What is being asked:
Take every line where the string "name" appears and copy it.

(Chart and figure data)
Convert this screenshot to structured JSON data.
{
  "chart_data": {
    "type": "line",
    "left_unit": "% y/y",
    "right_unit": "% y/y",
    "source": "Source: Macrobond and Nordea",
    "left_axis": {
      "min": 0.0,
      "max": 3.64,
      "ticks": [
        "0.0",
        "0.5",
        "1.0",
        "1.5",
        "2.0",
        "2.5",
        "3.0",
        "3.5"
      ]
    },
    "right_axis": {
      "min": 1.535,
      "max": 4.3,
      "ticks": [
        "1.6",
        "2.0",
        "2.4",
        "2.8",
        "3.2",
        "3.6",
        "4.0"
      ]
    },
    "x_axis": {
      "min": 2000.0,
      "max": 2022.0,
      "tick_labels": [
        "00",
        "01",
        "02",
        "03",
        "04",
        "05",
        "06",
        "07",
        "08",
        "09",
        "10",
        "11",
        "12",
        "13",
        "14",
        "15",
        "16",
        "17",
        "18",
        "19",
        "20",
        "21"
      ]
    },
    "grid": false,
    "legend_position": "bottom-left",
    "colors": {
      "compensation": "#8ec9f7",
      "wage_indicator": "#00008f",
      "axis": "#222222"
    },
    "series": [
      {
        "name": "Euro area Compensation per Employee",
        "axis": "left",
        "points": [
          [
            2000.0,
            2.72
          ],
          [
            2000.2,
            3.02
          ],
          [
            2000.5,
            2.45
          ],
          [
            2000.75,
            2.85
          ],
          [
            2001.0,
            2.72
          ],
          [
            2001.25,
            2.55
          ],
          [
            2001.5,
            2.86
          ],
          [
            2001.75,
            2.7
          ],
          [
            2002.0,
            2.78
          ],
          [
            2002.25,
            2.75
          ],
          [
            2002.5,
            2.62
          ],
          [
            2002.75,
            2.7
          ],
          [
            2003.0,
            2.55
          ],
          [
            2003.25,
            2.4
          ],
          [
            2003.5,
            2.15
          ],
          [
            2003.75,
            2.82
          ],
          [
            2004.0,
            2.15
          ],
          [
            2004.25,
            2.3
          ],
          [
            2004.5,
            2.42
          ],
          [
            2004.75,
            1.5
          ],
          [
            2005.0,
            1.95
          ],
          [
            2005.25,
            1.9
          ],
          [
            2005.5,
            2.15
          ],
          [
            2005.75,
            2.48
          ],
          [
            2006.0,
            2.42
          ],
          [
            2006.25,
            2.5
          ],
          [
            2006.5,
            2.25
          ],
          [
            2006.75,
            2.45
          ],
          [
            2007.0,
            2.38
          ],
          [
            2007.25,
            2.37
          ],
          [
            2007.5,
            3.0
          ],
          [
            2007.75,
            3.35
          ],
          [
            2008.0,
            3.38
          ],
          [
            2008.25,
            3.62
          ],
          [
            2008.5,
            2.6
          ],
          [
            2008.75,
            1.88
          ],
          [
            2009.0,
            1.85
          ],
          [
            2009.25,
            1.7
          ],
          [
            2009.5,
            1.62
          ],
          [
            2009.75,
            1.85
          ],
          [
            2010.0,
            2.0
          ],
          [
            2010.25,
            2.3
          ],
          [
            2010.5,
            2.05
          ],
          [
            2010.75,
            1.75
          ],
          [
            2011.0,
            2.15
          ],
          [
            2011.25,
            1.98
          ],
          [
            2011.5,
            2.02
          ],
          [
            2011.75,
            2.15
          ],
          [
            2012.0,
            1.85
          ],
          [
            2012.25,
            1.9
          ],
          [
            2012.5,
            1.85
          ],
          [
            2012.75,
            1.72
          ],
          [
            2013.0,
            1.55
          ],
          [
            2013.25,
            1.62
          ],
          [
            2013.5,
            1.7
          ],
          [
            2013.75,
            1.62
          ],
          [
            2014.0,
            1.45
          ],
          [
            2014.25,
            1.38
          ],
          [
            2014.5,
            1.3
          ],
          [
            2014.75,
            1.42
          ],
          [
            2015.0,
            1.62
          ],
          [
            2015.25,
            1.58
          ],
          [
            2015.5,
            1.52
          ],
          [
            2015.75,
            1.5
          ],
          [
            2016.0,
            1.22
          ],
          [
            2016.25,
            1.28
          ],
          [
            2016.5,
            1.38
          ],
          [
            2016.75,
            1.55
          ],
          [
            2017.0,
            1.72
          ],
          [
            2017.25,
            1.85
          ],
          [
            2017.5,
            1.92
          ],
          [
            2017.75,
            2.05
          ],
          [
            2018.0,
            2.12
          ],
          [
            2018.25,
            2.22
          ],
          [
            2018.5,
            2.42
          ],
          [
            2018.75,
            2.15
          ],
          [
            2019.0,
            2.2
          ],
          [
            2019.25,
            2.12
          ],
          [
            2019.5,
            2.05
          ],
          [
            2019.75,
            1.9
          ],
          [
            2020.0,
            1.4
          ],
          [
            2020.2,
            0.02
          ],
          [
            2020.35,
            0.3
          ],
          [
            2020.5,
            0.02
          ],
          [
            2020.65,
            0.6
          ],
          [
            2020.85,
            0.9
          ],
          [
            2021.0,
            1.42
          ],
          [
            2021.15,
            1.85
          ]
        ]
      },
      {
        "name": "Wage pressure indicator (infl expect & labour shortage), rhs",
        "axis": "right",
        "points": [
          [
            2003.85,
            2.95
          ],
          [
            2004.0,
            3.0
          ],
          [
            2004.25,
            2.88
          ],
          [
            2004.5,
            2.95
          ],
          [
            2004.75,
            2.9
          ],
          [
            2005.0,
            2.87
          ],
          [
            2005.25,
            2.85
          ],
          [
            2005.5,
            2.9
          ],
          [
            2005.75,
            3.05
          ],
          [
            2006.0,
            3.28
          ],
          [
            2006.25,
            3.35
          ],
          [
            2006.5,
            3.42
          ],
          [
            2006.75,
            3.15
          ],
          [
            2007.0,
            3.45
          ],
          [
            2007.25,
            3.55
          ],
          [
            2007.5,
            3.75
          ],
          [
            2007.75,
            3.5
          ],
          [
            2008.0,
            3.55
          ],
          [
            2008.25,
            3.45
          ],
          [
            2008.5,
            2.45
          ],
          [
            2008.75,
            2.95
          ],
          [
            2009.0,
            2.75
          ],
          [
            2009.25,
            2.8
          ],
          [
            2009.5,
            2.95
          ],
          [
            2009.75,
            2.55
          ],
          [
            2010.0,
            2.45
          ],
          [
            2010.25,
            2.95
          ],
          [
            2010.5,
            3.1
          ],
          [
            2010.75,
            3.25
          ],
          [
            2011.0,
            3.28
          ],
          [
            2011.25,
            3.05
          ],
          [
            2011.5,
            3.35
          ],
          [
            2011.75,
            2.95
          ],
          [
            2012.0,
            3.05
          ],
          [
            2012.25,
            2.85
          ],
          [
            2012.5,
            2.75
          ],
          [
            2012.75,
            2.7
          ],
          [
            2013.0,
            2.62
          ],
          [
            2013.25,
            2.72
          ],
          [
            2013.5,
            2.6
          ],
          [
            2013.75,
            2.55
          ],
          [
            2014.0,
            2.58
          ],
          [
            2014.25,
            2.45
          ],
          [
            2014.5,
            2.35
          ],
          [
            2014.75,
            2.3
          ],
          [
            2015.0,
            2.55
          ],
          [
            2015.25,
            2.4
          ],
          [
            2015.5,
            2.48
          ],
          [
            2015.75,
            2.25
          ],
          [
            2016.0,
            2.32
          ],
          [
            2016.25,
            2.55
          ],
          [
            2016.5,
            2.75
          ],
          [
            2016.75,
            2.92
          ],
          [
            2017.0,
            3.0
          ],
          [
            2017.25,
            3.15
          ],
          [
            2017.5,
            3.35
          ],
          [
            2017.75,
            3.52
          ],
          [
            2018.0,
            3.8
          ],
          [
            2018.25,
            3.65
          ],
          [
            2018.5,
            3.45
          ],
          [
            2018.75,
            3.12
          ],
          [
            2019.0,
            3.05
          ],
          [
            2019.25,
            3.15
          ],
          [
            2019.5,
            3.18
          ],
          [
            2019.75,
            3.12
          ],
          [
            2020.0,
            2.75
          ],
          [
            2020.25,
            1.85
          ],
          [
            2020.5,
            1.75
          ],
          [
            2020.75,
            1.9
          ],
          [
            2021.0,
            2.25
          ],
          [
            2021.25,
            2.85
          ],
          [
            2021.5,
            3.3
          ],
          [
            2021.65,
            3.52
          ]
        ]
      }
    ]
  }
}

Reply to the exercise:
        "name": "Euro area Compensation per Employee",
        "name": "Wage pressure indicator (infl expect & labour shortage), rhs",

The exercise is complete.